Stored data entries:
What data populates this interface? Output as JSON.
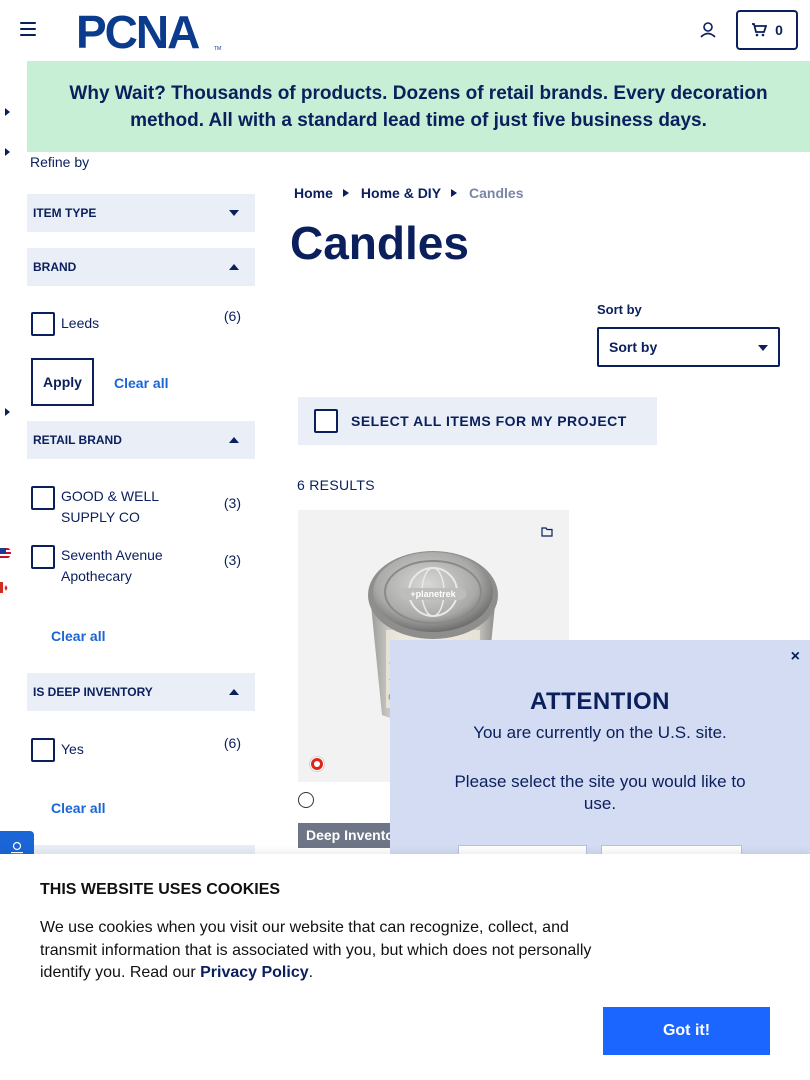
{
  "header": {
    "brand_logo_text": "PCNA",
    "cart_count": "0"
  },
  "banner": {
    "text": "Why Wait? Thousands of products. Dozens of retail brands. Every decoration method. All with a standard lead time of just five business days."
  },
  "sidebar": {
    "refine_label": "Refine by",
    "filters": [
      {
        "title": "ITEM TYPE"
      },
      {
        "title": "BRAND",
        "options": [
          {
            "label": "Leeds",
            "count": "(6)"
          }
        ],
        "apply_label": "Apply",
        "clear_label": "Clear all"
      },
      {
        "title": "RETAIL BRAND",
        "options": [
          {
            "label": "GOOD & WELL SUPPLY CO",
            "count": "(3)"
          },
          {
            "label": "Seventh Avenue Apothecary",
            "count": "(3)"
          }
        ],
        "clear_label": "Clear all"
      },
      {
        "title": "IS DEEP INVENTORY",
        "options": [
          {
            "label": "Yes",
            "count": "(6)"
          }
        ],
        "clear_label": "Clear all"
      }
    ]
  },
  "breadcrumb": {
    "items": [
      "Home",
      "Home & DIY",
      "Candles"
    ]
  },
  "main": {
    "page_title": "Candles",
    "sort_label": "Sort by",
    "sort_value": "Sort by",
    "select_all_label": "SELECT ALL ITEMS FOR MY PROJECT",
    "results_text": "6 RESULTS"
  },
  "product": {
    "tin_brand": "+planetrek",
    "badge": "Deep Inventory"
  },
  "modal": {
    "close_glyph": "×",
    "title": "ATTENTION",
    "line1": "You are currently on the U.S. site.",
    "line2": "Please select the site you would like to use."
  },
  "cookie": {
    "title": "THIS WEBSITE USES COOKIES",
    "text_before": "We use cookies when you visit our website that can recognize, collect, and transmit information that is associated with you, but which does not personally identify you. Read our ",
    "privacy_link": "Privacy Policy",
    "text_after": ".",
    "button_label": "Got it!"
  },
  "colors": {
    "navy": "#0a1f5c",
    "banner_green": "#c6efd6",
    "filter_bg": "#e9eef7",
    "link_blue": "#1a66d6",
    "cta_blue": "#1a66ff",
    "modal_bg": "#d3dcf2"
  },
  "icons": {
    "menu": "hamburger-icon",
    "account": "user-icon",
    "cart": "cart-icon",
    "project": "folder-icon"
  }
}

Task instructions – Print the complete listing exactly, apart from any pictures.

Written solution –
What data populates this interface? Output as JSON.
{
  "header": {
    "brand_logo_text": "PCNA",
    "cart_count": "0"
  },
  "banner": {
    "text": "Why Wait? Thousands of products. Dozens of retail brands. Every decoration method. All with a standard lead time of just five business days."
  },
  "sidebar": {
    "refine_label": "Refine by",
    "filters": [
      {
        "title": "ITEM TYPE"
      },
      {
        "title": "BRAND",
        "options": [
          {
            "label": "Leeds",
            "count": "(6)"
          }
        ],
        "apply_label": "Apply",
        "clear_label": "Clear all"
      },
      {
        "title": "RETAIL BRAND",
        "options": [
          {
            "label": "GOOD & WELL SUPPLY CO",
            "count": "(3)"
          },
          {
            "label": "Seventh Avenue Apothecary",
            "count": "(3)"
          }
        ],
        "clear_label": "Clear all"
      },
      {
        "title": "IS DEEP INVENTORY",
        "options": [
          {
            "label": "Yes",
            "count": "(6)"
          }
        ],
        "clear_label": "Clear all"
      }
    ]
  },
  "breadcrumb": {
    "items": [
      "Home",
      "Home & DIY",
      "Candles"
    ]
  },
  "main": {
    "page_title": "Candles",
    "sort_label": "Sort by",
    "sort_value": "Sort by",
    "select_all_label": "SELECT ALL ITEMS FOR MY PROJECT",
    "results_text": "6 RESULTS"
  },
  "product": {
    "tin_brand": "+planetrek",
    "badge": "Deep Inventory"
  },
  "modal": {
    "close_glyph": "×",
    "title": "ATTENTION",
    "line1": "You are currently on the U.S. site.",
    "line2": "Please select the site you would like to use."
  },
  "cookie": {
    "title": "THIS WEBSITE USES COOKIES",
    "text_before": "We use cookies when you visit our website that can recognize, collect, and transmit information that is associated with you, but which does not personally identify you. Read our ",
    "privacy_link": "Privacy Policy",
    "text_after": ".",
    "button_label": "Got it!"
  },
  "colors": {
    "navy": "#0a1f5c",
    "banner_green": "#c6efd6",
    "filter_bg": "#e9eef7",
    "link_blue": "#1a66d6",
    "cta_blue": "#1a66ff",
    "modal_bg": "#d3dcf2"
  },
  "icons": {
    "menu": "hamburger-icon",
    "account": "user-icon",
    "cart": "cart-icon",
    "project": "folder-icon"
  }
}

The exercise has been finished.